Written exercise => Note how many lines hold the string "etapa" and give that number without any other words.

Data extracted from a collection

************

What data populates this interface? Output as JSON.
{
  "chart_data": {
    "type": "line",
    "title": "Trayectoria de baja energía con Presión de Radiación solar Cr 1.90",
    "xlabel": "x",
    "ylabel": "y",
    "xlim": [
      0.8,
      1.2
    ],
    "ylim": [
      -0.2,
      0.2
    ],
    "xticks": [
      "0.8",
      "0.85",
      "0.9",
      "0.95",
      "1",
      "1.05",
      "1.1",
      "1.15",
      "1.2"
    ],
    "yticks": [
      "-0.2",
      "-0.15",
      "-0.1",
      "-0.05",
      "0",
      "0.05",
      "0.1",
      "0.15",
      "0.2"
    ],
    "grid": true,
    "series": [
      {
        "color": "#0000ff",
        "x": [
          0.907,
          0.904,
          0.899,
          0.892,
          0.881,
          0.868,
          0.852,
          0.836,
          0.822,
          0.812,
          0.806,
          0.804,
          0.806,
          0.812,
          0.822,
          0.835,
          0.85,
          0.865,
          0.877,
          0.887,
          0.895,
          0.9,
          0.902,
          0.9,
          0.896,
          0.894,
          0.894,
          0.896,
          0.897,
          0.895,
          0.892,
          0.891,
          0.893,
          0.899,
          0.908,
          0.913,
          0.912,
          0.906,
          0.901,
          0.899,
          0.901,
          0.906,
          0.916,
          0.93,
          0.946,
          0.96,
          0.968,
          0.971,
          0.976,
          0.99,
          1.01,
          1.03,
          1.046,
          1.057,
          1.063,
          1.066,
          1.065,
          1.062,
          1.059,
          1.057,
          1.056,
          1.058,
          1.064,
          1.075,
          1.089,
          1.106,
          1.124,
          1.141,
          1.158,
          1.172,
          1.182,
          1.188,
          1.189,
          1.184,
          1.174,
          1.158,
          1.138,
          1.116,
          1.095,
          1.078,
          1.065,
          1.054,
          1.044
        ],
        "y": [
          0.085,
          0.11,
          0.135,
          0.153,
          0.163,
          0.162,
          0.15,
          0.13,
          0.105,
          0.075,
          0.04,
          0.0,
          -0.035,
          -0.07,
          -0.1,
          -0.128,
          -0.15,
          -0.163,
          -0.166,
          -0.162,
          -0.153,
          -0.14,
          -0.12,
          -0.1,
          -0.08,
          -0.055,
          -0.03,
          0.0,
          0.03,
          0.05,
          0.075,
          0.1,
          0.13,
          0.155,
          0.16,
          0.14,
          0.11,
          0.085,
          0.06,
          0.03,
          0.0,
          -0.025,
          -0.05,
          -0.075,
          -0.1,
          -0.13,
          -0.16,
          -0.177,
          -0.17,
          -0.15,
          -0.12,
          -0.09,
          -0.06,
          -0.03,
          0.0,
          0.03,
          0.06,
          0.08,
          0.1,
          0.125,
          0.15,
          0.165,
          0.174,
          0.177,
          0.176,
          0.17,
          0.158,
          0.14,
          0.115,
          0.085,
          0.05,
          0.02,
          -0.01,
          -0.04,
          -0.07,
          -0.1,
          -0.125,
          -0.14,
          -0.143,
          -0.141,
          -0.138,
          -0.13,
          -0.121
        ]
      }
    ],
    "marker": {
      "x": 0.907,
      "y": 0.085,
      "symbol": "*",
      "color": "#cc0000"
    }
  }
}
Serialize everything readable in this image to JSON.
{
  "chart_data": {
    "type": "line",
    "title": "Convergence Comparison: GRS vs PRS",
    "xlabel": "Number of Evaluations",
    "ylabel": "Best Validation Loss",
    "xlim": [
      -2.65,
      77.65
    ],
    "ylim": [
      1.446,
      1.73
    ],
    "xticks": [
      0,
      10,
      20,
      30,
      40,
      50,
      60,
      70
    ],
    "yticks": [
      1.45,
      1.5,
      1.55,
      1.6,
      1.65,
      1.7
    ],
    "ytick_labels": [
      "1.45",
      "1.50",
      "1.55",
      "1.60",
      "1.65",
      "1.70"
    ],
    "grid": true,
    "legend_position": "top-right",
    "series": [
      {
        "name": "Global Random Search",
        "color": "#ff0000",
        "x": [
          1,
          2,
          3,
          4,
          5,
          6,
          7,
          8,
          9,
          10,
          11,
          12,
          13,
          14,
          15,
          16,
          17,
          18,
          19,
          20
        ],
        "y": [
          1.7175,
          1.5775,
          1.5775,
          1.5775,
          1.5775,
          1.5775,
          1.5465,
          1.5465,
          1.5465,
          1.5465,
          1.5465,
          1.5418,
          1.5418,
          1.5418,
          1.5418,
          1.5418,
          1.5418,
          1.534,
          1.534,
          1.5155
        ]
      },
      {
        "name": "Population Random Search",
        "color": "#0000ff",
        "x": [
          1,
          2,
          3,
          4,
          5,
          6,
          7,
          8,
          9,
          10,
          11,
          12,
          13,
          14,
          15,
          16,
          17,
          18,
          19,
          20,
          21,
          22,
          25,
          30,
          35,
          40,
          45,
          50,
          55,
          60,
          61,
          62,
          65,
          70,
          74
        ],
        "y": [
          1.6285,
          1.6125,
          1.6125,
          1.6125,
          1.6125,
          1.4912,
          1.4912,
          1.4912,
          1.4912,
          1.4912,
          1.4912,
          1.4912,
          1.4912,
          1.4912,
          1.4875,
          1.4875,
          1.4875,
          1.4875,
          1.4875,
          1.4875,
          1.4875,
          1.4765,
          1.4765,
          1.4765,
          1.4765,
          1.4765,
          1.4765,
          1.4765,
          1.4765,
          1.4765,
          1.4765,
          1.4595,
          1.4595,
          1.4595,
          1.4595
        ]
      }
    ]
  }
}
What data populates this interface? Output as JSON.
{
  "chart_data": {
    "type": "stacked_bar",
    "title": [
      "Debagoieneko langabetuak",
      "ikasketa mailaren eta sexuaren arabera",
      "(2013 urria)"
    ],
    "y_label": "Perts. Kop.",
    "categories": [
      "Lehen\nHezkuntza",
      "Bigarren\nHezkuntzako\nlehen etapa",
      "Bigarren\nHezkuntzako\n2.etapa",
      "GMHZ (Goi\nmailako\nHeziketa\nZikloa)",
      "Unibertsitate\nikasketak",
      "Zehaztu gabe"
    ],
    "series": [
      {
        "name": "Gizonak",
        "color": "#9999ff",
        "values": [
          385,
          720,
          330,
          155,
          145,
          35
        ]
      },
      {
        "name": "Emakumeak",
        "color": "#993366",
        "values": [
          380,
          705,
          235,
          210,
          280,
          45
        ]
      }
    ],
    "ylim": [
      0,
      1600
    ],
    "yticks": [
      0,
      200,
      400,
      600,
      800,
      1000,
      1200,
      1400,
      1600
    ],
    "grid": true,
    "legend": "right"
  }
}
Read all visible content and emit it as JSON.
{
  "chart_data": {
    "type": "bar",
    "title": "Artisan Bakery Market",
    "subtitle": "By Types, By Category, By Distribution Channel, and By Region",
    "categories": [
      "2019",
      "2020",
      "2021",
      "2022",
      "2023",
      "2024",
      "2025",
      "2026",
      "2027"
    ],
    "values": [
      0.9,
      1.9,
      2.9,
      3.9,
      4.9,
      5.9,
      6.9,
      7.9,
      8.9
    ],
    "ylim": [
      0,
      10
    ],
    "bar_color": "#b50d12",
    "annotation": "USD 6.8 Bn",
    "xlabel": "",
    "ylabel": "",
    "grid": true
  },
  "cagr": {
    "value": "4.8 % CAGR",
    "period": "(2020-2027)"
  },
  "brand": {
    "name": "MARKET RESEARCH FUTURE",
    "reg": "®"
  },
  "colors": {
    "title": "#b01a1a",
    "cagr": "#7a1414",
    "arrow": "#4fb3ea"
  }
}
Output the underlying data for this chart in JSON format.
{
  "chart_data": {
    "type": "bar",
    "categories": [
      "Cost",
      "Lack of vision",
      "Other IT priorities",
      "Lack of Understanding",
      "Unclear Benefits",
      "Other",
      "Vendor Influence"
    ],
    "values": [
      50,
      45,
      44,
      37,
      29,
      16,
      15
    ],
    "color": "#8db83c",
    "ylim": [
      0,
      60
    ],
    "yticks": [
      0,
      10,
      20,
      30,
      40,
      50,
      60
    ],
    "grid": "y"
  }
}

************

Result of this task => 2